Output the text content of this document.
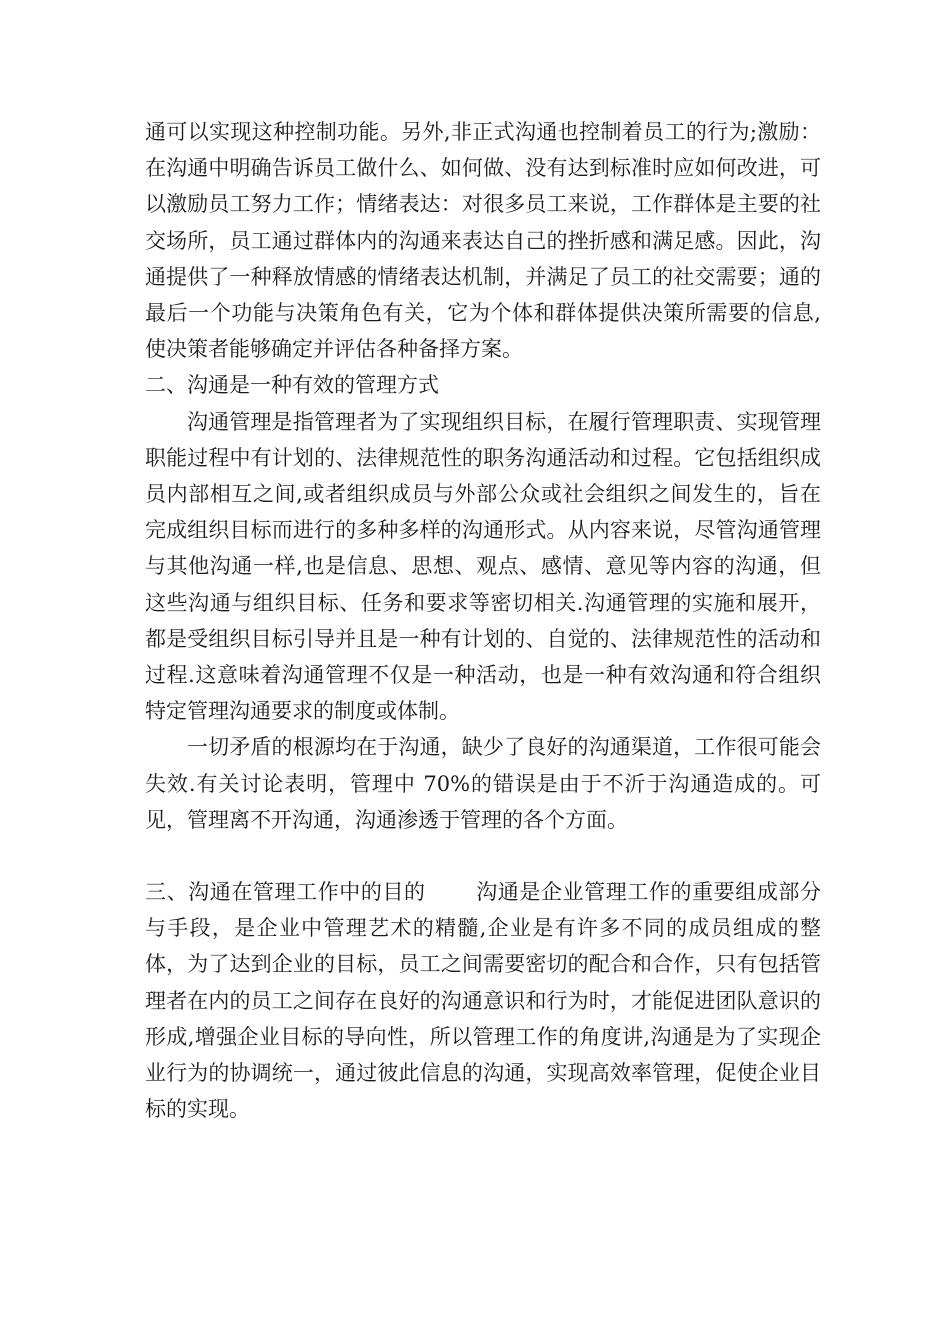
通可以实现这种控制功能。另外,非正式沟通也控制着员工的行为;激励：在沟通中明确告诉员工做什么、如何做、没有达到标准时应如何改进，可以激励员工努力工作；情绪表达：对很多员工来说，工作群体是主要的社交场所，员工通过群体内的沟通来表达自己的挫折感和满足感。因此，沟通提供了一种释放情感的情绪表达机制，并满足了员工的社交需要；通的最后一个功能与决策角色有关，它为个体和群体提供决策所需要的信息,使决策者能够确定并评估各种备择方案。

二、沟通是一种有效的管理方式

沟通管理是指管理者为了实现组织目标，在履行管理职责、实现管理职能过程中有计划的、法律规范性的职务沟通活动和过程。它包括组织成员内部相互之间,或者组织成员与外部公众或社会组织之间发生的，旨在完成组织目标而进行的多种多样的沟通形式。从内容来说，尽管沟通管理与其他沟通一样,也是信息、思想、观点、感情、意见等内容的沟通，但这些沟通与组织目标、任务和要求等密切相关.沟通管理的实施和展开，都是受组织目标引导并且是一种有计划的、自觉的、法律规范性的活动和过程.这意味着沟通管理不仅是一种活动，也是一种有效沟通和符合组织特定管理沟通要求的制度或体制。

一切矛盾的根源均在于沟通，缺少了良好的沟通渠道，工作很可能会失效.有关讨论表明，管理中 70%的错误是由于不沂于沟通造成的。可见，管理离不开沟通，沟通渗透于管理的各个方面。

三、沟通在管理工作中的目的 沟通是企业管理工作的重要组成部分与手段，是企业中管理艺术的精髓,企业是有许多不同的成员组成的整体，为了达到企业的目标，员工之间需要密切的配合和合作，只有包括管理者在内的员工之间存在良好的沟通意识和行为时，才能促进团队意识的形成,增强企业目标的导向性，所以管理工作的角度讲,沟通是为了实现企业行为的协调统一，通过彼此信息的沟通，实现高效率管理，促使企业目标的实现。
★ ★ ★ ★
### What this task involves
The records above need to be given again exactly. Omit the pictures.

### Final result
Output the text content of this document.
通可以实现这种控制功能。另外,非正式沟通也控制着员工的行为;激励：在沟通中明确告诉员工做什么、如何做、没有达到标准时应如何改进，可以激励员工努力工作；情绪表达：对很多员工来说，工作群体是主要的社交场所，员工通过群体内的沟通来表达自己的挫折感和满足感。因此，沟通提供了一种释放情感的情绪表达机制，并满足了员工的社交需要；通的最后一个功能与决策角色有关，它为个体和群体提供决策所需要的信息,使决策者能够确定并评估各种备择方案。

二、沟通是一种有效的管理方式

沟通管理是指管理者为了实现组织目标，在履行管理职责、实现管理职能过程中有计划的、法律规范性的职务沟通活动和过程。它包括组织成员内部相互之间,或者组织成员与外部公众或社会组织之间发生的，旨在完成组织目标而进行的多种多样的沟通形式。从内容来说，尽管沟通管理与其他沟通一样,也是信息、思想、观点、感情、意见等内容的沟通，但这些沟通与组织目标、任务和要求等密切相关.沟通管理的实施和展开，都是受组织目标引导并且是一种有计划的、自觉的、法律规范性的活动和过程.这意味着沟通管理不仅是一种活动，也是一种有效沟通和符合组织特定管理沟通要求的制度或体制。

一切矛盾的根源均在于沟通，缺少了良好的沟通渠道，工作很可能会失效.有关讨论表明，管理中 70%的错误是由于不沂于沟通造成的。可见，管理离不开沟通，沟通渗透于管理的各个方面。

三、沟通在管理工作中的目的 沟通是企业管理工作的重要组成部分与手段，是企业中管理艺术的精髓,企业是有许多不同的成员组成的整体，为了达到企业的目标，员工之间需要密切的配合和合作，只有包括管理者在内的员工之间存在良好的沟通意识和行为时，才能促进团队意识的形成,增强企业目标的导向性，所以管理工作的角度讲,沟通是为了实现企业行为的协调统一，通过彼此信息的沟通，实现高效率管理，促使企业目标的实现。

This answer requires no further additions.